(Source data)
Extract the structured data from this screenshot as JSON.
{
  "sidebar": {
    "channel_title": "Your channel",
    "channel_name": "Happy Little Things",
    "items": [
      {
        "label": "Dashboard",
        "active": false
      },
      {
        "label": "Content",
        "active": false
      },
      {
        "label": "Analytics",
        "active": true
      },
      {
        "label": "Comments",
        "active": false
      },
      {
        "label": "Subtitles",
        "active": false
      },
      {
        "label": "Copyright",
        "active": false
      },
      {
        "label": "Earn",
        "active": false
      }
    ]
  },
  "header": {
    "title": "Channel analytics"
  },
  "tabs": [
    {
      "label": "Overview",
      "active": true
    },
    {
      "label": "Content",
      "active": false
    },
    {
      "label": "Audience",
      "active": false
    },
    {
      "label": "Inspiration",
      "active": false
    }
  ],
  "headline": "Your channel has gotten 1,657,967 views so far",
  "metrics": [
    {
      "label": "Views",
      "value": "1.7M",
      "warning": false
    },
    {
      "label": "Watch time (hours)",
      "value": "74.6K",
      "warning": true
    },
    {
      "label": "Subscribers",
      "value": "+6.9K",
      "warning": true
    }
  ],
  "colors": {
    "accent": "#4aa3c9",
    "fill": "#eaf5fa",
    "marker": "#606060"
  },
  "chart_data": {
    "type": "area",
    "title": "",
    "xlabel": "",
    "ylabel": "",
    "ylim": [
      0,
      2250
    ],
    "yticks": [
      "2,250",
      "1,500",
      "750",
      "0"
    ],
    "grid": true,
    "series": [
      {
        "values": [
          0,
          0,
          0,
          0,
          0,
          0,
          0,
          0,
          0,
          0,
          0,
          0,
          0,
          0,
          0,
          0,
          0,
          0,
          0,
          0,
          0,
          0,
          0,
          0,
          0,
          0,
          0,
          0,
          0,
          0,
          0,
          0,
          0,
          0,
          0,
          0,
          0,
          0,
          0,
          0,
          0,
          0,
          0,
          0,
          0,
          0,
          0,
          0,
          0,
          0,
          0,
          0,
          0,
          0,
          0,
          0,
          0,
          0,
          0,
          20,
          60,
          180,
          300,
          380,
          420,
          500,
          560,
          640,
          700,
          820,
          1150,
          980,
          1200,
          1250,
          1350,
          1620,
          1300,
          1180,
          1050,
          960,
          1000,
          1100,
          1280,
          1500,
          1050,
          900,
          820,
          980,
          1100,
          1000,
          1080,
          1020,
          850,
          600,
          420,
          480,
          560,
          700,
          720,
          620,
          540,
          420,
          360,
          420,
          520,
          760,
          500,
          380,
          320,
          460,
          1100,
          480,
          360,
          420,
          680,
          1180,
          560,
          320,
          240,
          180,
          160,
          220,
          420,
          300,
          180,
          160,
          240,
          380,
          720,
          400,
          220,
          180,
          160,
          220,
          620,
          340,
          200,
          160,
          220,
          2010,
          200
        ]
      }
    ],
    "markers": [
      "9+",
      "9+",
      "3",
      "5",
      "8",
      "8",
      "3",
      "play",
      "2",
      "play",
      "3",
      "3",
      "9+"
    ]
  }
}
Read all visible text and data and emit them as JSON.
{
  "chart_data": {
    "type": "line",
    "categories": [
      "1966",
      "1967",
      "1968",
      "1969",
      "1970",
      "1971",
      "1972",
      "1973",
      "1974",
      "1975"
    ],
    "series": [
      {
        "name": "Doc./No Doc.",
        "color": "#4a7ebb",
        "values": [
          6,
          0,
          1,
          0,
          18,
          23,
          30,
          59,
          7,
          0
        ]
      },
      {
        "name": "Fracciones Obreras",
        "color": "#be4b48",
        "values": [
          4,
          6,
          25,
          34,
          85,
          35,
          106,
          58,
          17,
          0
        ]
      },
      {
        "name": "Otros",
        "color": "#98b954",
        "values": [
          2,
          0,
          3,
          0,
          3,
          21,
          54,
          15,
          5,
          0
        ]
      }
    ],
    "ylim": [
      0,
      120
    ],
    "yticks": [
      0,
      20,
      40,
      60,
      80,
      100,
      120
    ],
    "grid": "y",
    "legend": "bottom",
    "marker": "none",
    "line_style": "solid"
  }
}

▶ Stated problem
Copy the entries above exactly, leaving none out.

▶ The completed task
Extract the structured data from this screenshot as JSON.
{
  "sidebar": {
    "channel_title": "Your channel",
    "channel_name": "Happy Little Things",
    "items": [
      {
        "label": "Dashboard",
        "active": false
      },
      {
        "label": "Content",
        "active": false
      },
      {
        "label": "Analytics",
        "active": true
      },
      {
        "label": "Comments",
        "active": false
      },
      {
        "label": "Subtitles",
        "active": false
      },
      {
        "label": "Copyright",
        "active": false
      },
      {
        "label": "Earn",
        "active": false
      }
    ]
  },
  "header": {
    "title": "Channel analytics"
  },
  "tabs": [
    {
      "label": "Overview",
      "active": true
    },
    {
      "label": "Content",
      "active": false
    },
    {
      "label": "Audience",
      "active": false
    },
    {
      "label": "Inspiration",
      "active": false
    }
  ],
  "headline": "Your channel has gotten 1,657,967 views so far",
  "metrics": [
    {
      "label": "Views",
      "value": "1.7M",
      "warning": false
    },
    {
      "label": "Watch time (hours)",
      "value": "74.6K",
      "warning": true
    },
    {
      "label": "Subscribers",
      "value": "+6.9K",
      "warning": true
    }
  ],
  "colors": {
    "accent": "#4aa3c9",
    "fill": "#eaf5fa",
    "marker": "#606060"
  },
  "chart_data": {
    "type": "area",
    "title": "",
    "xlabel": "",
    "ylabel": "",
    "ylim": [
      0,
      2250
    ],
    "yticks": [
      "2,250",
      "1,500",
      "750",
      "0"
    ],
    "grid": true,
    "series": [
      {
        "values": [
          0,
          0,
          0,
          0,
          0,
          0,
          0,
          0,
          0,
          0,
          0,
          0,
          0,
          0,
          0,
          0,
          0,
          0,
          0,
          0,
          0,
          0,
          0,
          0,
          0,
          0,
          0,
          0,
          0,
          0,
          0,
          0,
          0,
          0,
          0,
          0,
          0,
          0,
          0,
          0,
          0,
          0,
          0,
          0,
          0,
          0,
          0,
          0,
          0,
          0,
          0,
          0,
          0,
          0,
          0,
          0,
          0,
          0,
          0,
          20,
          60,
          180,
          300,
          380,
          420,
          500,
          560,
          640,
          700,
          820,
          1150,
          980,
          1200,
          1250,
          1350,
          1620,
          1300,
          1180,
          1050,
          960,
          1000,
          1100,
          1280,
          1500,
          1050,
          900,
          820,
          980,
          1100,
          1000,
          1080,
          1020,
          850,
          600,
          420,
          480,
          560,
          700,
          720,
          620,
          540,
          420,
          360,
          420,
          520,
          760,
          500,
          380,
          320,
          460,
          1100,
          480,
          360,
          420,
          680,
          1180,
          560,
          320,
          240,
          180,
          160,
          220,
          420,
          300,
          180,
          160,
          240,
          380,
          720,
          400,
          220,
          180,
          160,
          220,
          620,
          340,
          200,
          160,
          220,
          2010,
          200
        ]
      }
    ],
    "markers": [
      "9+",
      "9+",
      "3",
      "5",
      "8",
      "8",
      "3",
      "play",
      "2",
      "play",
      "3",
      "3",
      "9+"
    ]
  }
}
Read all visible text and data and emit them as JSON.
{
  "chart_data": {
    "type": "line",
    "categories": [
      "1966",
      "1967",
      "1968",
      "1969",
      "1970",
      "1971",
      "1972",
      "1973",
      "1974",
      "1975"
    ],
    "series": [
      {
        "name": "Doc./No Doc.",
        "color": "#4a7ebb",
        "values": [
          6,
          0,
          1,
          0,
          18,
          23,
          30,
          59,
          7,
          0
        ]
      },
      {
        "name": "Fracciones Obreras",
        "color": "#be4b48",
        "values": [
          4,
          6,
          25,
          34,
          85,
          35,
          106,
          58,
          17,
          0
        ]
      },
      {
        "name": "Otros",
        "color": "#98b954",
        "values": [
          2,
          0,
          3,
          0,
          3,
          21,
          54,
          15,
          5,
          0
        ]
      }
    ],
    "ylim": [
      0,
      120
    ],
    "yticks": [
      0,
      20,
      40,
      60,
      80,
      100,
      120
    ],
    "grid": "y",
    "legend": "bottom",
    "marker": "none",
    "line_style": "solid"
  }
}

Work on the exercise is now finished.